▶ [Direction] Reply with the count of lines holding "Graduate", nothing more.

▶ [Extracted records]
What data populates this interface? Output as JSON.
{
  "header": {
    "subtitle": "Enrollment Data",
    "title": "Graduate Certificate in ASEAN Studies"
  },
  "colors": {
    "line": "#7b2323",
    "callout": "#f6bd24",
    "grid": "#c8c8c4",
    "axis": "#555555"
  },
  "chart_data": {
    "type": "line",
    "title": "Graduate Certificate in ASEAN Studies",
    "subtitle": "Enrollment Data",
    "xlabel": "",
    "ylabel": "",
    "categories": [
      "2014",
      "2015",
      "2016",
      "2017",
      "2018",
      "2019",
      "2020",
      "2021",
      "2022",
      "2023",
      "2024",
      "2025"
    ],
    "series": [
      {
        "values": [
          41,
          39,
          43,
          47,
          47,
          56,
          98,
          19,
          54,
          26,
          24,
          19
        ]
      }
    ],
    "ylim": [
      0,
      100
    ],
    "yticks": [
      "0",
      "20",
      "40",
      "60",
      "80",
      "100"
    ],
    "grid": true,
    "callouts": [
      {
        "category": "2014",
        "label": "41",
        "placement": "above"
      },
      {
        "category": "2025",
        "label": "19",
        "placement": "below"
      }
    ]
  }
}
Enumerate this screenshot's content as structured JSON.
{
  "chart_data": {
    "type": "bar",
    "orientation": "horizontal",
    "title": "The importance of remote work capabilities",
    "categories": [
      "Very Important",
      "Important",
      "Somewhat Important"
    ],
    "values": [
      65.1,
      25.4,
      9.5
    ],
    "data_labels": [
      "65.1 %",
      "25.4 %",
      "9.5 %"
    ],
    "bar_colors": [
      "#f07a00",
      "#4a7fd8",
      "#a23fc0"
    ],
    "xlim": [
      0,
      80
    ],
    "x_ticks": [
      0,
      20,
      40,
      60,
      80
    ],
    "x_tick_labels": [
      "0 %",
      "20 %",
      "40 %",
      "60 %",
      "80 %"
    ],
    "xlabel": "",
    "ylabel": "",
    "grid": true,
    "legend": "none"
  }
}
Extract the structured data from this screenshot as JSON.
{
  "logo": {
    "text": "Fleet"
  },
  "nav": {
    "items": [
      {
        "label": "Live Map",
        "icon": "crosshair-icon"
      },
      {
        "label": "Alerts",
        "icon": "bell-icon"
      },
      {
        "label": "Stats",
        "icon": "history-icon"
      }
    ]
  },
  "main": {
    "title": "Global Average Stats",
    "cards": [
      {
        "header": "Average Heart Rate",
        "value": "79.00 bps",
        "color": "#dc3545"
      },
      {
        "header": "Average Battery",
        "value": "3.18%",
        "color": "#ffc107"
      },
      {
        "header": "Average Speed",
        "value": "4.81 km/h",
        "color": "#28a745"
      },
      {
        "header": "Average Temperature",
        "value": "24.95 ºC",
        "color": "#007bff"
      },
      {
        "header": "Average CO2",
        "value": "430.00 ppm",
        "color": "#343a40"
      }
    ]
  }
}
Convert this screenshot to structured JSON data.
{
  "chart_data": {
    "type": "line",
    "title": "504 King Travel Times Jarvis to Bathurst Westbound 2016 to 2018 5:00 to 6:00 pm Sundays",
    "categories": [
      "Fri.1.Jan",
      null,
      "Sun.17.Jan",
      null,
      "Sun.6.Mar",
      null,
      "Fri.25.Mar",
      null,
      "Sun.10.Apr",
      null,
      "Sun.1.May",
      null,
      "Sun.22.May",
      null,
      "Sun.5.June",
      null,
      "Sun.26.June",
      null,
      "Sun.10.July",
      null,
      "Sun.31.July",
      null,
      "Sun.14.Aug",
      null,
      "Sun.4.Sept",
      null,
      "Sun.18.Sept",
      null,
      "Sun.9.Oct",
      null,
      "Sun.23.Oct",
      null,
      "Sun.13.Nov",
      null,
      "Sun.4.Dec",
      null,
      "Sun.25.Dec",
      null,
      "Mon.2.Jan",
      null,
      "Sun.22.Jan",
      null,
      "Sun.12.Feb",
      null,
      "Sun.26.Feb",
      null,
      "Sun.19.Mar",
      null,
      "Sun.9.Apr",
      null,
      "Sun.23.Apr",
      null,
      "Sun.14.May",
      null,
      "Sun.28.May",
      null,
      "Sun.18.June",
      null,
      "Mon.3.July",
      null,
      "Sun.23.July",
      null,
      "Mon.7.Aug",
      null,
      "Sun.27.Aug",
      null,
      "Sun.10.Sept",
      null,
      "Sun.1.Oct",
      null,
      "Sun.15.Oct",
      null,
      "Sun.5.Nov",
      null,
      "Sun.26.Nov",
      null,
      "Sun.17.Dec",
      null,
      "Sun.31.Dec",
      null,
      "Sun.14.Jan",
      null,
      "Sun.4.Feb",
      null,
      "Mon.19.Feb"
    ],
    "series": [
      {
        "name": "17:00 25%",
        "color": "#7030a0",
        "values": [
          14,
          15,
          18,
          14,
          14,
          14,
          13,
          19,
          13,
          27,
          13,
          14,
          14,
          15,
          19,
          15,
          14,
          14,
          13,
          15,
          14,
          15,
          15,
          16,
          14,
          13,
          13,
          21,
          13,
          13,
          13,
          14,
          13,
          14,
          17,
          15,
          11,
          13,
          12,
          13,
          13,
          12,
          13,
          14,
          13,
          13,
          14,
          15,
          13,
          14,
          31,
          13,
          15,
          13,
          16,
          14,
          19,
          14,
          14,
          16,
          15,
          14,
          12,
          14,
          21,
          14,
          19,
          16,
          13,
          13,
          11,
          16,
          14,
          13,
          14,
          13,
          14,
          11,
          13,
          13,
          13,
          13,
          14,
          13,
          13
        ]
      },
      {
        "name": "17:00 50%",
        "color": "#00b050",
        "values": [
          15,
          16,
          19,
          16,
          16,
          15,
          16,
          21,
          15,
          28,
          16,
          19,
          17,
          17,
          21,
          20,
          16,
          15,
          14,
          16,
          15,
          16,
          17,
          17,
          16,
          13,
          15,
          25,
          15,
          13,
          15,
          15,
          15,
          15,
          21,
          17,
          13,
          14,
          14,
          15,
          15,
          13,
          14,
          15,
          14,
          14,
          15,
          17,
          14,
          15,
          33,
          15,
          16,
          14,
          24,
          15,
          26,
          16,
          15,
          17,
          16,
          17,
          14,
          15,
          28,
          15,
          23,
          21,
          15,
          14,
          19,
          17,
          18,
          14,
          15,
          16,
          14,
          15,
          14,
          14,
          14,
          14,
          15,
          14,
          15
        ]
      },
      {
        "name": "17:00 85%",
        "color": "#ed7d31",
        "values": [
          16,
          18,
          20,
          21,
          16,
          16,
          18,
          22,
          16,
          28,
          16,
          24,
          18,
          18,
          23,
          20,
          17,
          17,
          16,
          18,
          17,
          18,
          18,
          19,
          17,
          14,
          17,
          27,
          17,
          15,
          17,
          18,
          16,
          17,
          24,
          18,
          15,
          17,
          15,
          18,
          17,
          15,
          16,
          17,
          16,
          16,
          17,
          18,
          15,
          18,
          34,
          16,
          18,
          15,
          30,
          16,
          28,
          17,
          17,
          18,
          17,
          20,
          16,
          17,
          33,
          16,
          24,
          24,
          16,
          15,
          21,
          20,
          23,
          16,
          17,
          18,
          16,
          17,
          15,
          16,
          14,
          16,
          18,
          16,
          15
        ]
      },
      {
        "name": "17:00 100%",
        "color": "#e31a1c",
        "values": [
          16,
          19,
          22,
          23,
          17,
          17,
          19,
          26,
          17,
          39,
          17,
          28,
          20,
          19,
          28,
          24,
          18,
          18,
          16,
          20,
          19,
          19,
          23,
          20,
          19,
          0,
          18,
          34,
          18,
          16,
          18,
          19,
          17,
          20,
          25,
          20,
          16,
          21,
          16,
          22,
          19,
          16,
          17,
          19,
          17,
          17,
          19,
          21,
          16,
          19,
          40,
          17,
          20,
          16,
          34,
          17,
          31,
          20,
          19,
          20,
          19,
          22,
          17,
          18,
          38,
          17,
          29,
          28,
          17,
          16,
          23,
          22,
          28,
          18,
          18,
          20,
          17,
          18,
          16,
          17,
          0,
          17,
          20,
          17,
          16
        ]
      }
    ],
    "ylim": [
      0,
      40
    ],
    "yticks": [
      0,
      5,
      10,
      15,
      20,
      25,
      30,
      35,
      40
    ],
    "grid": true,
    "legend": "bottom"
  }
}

▶ [Answer to the problem] 2